Give the number of lines in this listing that contain the word "ylabel", and nothing else.

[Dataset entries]
_ _ _
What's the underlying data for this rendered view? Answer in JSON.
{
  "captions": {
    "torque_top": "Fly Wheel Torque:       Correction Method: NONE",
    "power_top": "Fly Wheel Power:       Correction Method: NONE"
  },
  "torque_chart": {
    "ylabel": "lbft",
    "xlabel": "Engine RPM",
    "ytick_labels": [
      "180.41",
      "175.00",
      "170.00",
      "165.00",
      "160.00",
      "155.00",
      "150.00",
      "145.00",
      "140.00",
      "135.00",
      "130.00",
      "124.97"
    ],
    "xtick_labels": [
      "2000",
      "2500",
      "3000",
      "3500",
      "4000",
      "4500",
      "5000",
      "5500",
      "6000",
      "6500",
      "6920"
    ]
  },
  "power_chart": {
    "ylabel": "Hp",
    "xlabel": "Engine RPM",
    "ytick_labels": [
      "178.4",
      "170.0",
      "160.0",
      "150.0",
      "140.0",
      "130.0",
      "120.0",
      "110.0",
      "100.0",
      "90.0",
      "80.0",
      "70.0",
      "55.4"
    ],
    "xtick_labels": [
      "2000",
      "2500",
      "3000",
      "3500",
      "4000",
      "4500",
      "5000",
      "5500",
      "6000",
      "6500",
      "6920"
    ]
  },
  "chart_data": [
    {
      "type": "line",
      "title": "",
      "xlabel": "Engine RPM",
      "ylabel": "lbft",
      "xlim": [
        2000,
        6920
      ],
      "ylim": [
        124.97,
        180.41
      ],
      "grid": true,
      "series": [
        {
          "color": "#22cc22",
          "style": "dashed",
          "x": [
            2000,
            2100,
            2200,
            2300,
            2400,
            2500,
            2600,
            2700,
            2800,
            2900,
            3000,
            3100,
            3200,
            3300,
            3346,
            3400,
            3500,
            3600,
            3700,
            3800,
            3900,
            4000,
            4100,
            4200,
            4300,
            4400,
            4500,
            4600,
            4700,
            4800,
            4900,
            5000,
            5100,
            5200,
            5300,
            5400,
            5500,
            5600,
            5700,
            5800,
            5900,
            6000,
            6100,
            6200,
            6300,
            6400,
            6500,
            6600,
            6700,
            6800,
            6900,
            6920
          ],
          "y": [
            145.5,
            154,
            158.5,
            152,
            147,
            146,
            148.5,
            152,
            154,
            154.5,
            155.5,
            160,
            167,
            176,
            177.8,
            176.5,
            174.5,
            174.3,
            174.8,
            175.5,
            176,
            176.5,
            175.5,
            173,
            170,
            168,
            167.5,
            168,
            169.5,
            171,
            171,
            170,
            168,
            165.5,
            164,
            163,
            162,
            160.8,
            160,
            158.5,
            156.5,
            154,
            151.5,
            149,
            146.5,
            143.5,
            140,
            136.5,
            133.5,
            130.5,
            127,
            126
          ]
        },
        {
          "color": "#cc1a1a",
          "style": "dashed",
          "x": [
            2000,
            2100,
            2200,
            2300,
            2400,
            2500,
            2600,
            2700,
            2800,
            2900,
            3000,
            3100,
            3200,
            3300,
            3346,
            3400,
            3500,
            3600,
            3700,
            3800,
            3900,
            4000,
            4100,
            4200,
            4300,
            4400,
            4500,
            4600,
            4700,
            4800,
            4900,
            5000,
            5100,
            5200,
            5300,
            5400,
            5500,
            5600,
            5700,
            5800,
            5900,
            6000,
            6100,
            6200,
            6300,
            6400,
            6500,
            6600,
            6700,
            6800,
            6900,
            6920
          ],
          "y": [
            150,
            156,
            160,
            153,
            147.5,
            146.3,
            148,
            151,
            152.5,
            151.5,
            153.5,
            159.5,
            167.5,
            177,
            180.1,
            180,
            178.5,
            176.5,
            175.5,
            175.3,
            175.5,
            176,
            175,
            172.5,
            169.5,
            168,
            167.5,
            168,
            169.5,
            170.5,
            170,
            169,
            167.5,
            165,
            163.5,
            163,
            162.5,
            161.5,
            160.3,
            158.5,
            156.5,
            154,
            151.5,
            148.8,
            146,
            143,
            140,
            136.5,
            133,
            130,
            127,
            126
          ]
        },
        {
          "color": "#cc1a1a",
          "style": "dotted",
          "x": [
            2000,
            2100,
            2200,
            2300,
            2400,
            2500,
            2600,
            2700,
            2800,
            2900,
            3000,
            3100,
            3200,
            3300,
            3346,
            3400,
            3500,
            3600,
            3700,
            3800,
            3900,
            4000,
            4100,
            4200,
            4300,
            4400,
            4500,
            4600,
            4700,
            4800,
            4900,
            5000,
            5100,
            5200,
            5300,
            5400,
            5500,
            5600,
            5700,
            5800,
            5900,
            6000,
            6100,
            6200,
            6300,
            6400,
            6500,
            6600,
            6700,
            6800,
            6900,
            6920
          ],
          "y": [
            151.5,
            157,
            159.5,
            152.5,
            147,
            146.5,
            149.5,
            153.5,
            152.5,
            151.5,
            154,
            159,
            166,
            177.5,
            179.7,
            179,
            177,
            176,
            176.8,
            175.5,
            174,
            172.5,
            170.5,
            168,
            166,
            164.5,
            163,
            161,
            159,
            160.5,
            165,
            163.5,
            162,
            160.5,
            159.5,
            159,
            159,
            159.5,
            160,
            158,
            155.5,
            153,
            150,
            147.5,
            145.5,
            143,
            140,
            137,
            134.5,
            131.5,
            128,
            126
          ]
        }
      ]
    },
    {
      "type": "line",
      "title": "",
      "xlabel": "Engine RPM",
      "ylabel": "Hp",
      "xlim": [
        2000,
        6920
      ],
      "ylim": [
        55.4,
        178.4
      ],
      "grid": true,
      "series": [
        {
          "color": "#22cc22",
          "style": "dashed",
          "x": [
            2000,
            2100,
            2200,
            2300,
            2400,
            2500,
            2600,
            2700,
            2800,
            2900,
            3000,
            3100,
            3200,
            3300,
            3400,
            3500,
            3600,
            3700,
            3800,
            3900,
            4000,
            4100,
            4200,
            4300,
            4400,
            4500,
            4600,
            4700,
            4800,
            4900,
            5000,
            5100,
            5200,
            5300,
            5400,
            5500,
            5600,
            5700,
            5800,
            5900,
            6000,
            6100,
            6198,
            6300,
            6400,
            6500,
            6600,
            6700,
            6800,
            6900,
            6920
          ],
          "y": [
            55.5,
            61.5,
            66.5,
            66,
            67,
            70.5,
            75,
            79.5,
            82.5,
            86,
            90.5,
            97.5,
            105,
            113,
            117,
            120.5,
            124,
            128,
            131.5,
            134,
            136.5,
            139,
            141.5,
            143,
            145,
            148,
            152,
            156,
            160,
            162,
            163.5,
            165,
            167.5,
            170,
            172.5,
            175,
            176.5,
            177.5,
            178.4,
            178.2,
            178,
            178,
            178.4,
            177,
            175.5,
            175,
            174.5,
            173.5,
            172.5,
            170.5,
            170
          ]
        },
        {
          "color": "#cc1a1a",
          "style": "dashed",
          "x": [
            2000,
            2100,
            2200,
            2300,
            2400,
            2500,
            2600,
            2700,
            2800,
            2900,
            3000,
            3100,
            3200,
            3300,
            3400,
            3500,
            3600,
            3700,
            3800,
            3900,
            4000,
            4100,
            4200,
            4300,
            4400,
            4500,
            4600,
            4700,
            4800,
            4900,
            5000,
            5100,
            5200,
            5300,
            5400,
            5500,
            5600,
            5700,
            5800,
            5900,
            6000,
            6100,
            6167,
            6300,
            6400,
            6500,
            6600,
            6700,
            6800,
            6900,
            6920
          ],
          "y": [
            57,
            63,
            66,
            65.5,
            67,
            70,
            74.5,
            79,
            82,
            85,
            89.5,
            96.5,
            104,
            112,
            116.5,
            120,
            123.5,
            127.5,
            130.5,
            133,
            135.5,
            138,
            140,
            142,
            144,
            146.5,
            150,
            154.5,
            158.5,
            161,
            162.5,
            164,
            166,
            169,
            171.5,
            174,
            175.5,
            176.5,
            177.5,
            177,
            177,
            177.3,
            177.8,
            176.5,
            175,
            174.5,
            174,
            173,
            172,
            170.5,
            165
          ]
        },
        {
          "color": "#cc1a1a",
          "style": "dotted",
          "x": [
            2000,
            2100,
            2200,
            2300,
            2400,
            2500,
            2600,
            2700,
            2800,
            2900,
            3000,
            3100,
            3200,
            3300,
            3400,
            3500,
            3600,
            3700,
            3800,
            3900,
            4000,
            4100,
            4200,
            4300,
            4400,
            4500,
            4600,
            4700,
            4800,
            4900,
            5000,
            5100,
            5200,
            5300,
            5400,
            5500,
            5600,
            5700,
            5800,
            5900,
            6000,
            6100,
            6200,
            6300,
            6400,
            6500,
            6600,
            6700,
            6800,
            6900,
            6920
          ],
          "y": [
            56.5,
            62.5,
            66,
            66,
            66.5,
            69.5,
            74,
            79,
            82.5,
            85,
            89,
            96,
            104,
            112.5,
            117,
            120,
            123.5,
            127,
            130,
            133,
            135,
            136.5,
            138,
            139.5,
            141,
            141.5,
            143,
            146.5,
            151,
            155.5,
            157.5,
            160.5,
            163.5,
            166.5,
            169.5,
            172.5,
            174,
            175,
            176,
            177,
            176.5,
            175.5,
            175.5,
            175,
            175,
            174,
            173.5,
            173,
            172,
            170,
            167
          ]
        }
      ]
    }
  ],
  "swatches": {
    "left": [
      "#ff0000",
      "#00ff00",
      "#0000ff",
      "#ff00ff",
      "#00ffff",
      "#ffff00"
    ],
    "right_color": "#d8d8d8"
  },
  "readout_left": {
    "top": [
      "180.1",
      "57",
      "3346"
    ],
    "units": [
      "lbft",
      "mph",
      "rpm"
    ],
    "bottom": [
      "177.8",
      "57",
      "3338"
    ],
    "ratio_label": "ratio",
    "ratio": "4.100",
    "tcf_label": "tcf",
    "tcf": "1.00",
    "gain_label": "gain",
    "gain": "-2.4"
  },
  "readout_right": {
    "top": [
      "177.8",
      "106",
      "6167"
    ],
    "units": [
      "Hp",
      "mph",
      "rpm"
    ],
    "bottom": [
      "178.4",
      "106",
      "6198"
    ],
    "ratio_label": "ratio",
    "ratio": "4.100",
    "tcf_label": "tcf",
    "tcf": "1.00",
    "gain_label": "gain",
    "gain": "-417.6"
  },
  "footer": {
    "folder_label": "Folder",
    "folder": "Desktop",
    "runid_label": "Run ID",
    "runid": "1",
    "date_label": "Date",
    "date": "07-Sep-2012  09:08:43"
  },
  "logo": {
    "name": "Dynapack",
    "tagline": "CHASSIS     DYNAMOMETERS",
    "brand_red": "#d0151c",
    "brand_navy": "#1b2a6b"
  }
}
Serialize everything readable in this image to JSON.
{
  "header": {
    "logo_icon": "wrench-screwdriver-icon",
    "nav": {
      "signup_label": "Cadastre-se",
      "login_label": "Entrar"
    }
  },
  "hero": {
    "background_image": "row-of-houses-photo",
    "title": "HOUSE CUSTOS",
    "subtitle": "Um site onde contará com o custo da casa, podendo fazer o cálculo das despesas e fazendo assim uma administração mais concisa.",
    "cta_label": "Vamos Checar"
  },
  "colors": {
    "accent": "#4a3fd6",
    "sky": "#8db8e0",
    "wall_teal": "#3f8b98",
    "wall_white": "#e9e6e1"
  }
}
_ _ _
The answer
4